══ Records supplied ══

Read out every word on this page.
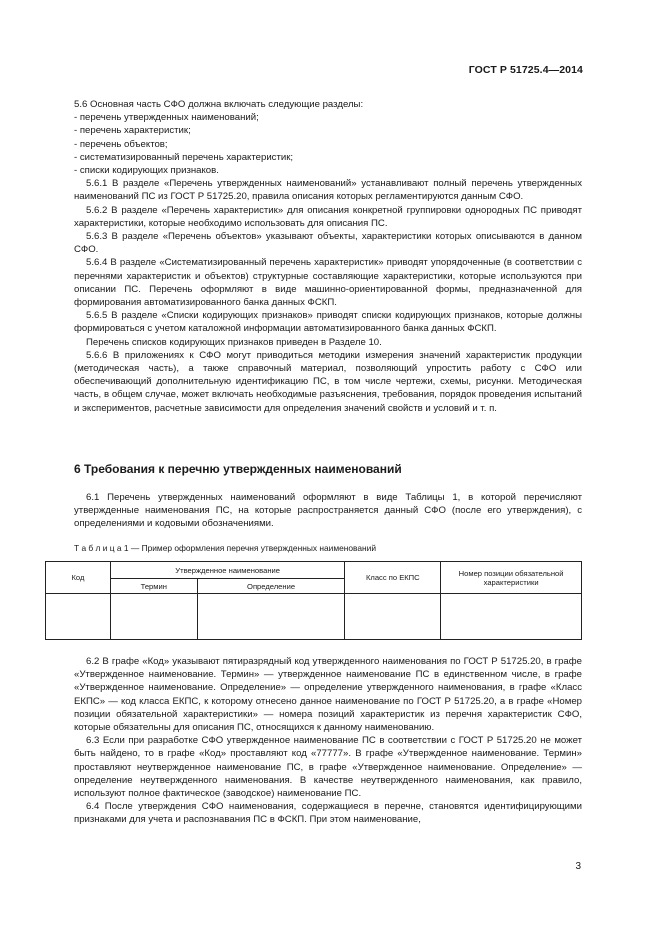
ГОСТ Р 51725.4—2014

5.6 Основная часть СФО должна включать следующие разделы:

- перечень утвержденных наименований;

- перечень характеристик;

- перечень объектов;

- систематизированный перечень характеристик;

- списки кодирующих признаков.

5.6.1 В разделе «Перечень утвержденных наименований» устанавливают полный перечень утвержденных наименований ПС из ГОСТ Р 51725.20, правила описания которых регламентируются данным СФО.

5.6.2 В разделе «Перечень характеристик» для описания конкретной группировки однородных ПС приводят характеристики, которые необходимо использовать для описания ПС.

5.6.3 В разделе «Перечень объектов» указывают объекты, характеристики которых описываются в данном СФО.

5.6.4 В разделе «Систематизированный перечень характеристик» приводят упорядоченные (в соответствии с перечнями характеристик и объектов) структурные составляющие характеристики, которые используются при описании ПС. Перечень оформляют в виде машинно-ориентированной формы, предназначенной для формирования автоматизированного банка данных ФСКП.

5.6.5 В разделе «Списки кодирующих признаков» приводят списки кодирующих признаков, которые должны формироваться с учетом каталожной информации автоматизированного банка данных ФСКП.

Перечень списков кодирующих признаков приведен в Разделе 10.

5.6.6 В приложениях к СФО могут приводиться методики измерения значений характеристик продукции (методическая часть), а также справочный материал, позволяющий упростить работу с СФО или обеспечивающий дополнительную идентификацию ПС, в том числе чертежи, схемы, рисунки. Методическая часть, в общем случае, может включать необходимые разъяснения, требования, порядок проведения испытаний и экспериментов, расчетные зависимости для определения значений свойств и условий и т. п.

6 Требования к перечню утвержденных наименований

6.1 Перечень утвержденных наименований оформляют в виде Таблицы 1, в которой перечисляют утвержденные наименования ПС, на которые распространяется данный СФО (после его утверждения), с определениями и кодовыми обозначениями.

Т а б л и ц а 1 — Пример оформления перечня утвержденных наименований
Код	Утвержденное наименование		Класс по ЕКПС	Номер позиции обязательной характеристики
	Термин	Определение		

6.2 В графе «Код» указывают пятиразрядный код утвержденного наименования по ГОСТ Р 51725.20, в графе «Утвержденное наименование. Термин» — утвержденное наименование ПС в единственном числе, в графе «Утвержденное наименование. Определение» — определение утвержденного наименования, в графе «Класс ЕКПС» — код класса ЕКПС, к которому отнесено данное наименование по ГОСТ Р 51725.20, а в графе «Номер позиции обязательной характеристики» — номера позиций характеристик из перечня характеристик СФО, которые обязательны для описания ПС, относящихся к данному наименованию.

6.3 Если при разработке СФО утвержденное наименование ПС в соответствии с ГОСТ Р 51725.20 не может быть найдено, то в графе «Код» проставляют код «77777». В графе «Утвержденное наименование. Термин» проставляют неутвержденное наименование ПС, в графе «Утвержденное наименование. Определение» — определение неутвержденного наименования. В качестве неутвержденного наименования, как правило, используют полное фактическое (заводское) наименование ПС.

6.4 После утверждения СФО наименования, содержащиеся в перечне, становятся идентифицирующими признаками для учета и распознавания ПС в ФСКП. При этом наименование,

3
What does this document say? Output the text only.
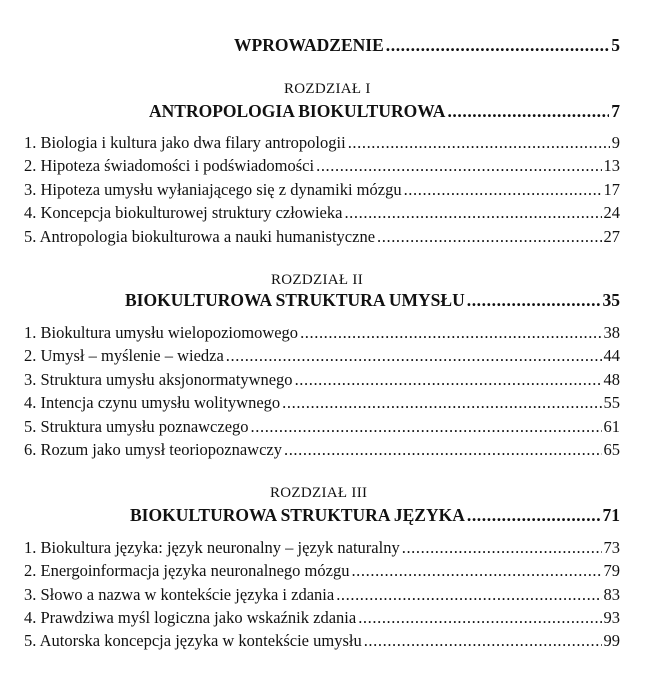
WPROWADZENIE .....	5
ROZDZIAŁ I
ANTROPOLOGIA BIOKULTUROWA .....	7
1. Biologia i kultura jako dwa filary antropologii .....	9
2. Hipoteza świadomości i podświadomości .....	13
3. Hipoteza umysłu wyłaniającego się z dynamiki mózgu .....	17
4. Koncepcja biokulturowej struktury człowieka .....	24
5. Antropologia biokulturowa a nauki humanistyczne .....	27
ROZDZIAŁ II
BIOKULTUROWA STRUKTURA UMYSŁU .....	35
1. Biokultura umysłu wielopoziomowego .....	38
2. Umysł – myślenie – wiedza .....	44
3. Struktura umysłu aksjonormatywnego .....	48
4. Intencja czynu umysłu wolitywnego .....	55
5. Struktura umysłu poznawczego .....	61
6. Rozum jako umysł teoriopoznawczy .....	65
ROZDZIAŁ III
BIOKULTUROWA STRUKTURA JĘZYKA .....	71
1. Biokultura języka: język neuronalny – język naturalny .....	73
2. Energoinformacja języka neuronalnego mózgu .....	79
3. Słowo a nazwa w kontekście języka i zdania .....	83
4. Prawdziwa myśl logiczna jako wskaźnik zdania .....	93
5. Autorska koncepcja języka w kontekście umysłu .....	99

═══

Exercise goal
Leave out the pictures and return every record word for word.

Output of the task
Read out every word on this page.
ГОСТ Р 51725.4—2014

5.6 Основная часть СФО должна включать следующие разделы:

- перечень утвержденных наименований;

- перечень характеристик;

- перечень объектов;

- систематизированный перечень характеристик;

- списки кодирующих признаков.

5.6.1 В разделе «Перечень утвержденных наименований» устанавливают полный перечень утвержденных наименований ПС из ГОСТ Р 51725.20, правила описания которых регламентируются данным СФО.

5.6.2 В разделе «Перечень характеристик» для описания конкретной группировки однородных ПС приводят характеристики, которые необходимо использовать для описания ПС.

5.6.3 В разделе «Перечень объектов» указывают объекты, характеристики которых описываются в данном СФО.

5.6.4 В разделе «Систематизированный перечень характеристик» приводят упорядоченные (в соответствии с перечнями характеристик и объектов) структурные составляющие характеристики, которые используются при описании ПС. Перечень оформляют в виде машинно-ориентированной формы, предназначенной для формирования автоматизированного банка данных ФСКП.

5.6.5 В разделе «Списки кодирующих признаков» приводят списки кодирующих признаков, которые должны формироваться с учетом каталожной информации автоматизированного банка данных ФСКП.

Перечень списков кодирующих признаков приведен в Разделе 10.

5.6.6 В приложениях к СФО могут приводиться методики измерения значений характеристик продукции (методическая часть), а также справочный материал, позволяющий упростить работу с СФО или обеспечивающий дополнительную идентификацию ПС, в том числе чертежи, схемы, рисунки. Методическая часть, в общем случае, может включать необходимые разъяснения, требования, порядок проведения испытаний и экспериментов, расчетные зависимости для определения значений свойств и условий и т. п.

6 Требования к перечню утвержденных наименований

6.1 Перечень утвержденных наименований оформляют в виде Таблицы 1, в которой перечисляют утвержденные наименования ПС, на которые распространяется данный СФО (после его утверждения), с определениями и кодовыми обозначениями.

Т а б л и ц а 1 — Пример оформления перечня утвержденных наименований
Код	Утвержденное наименование		Класс по ЕКПС	Номер позиции обязательной характеристики
	Термин	Определение		

6.2 В графе «Код» указывают пятиразрядный код утвержденного наименования по ГОСТ Р 51725.20, в графе «Утвержденное наименование. Термин» — утвержденное наименование ПС в единственном числе, в графе «Утвержденное наименование. Определение» — определение утвержденного наименования, в графе «Класс ЕКПС» — код класса ЕКПС, к которому отнесено данное наименование по ГОСТ Р 51725.20, а в графе «Номер позиции обязательной характеристики» — номера позиций характеристик из перечня характеристик СФО, которые обязательны для описания ПС, относящихся к данному наименованию.

6.3 Если при разработке СФО утвержденное наименование ПС в соответствии с ГОСТ Р 51725.20 не может быть найдено, то в графе «Код» проставляют код «77777». В графе «Утвержденное наименование. Термин» проставляют неутвержденное наименование ПС, в графе «Утвержденное наименование. Определение» — определение неутвержденного наименования. В качестве неутвержденного наименования, как правило, используют полное фактическое (заводское) наименование ПС.

6.4 После утверждения СФО наименования, содержащиеся в перечне, становятся идентифицирующими признаками для учета и распознавания ПС в ФСКП. При этом наименование,

3
What does this document say? Output the text only.
WPROWADZENIE .....	5
ROZDZIAŁ I
ANTROPOLOGIA BIOKULTUROWA .....	7
1. Biologia i kultura jako dwa filary antropologii .....	9
2. Hipoteza świadomości i podświadomości .....	13
3. Hipoteza umysłu wyłaniającego się z dynamiki mózgu .....	17
4. Koncepcja biokulturowej struktury człowieka .....	24
5. Antropologia biokulturowa a nauki humanistyczne .....	27
ROZDZIAŁ II
BIOKULTUROWA STRUKTURA UMYSŁU .....	35
1. Biokultura umysłu wielopoziomowego .....	38
2. Umysł – myślenie – wiedza .....	44
3. Struktura umysłu aksjonormatywnego .....	48
4. Intencja czynu umysłu wolitywnego .....	55
5. Struktura umysłu poznawczego .....	61
6. Rozum jako umysł teoriopoznawczy .....	65
ROZDZIAŁ III
BIOKULTUROWA STRUKTURA JĘZYKA .....	71
1. Biokultura języka: język neuronalny – język naturalny .....	73
2. Energoinformacja języka neuronalnego mózgu .....	79
3. Słowo a nazwa w kontekście języka i zdania .....	83
4. Prawdziwa myśl logiczna jako wskaźnik zdania .....	93
5. Autorska koncepcja języka w kontekście umysłu .....	99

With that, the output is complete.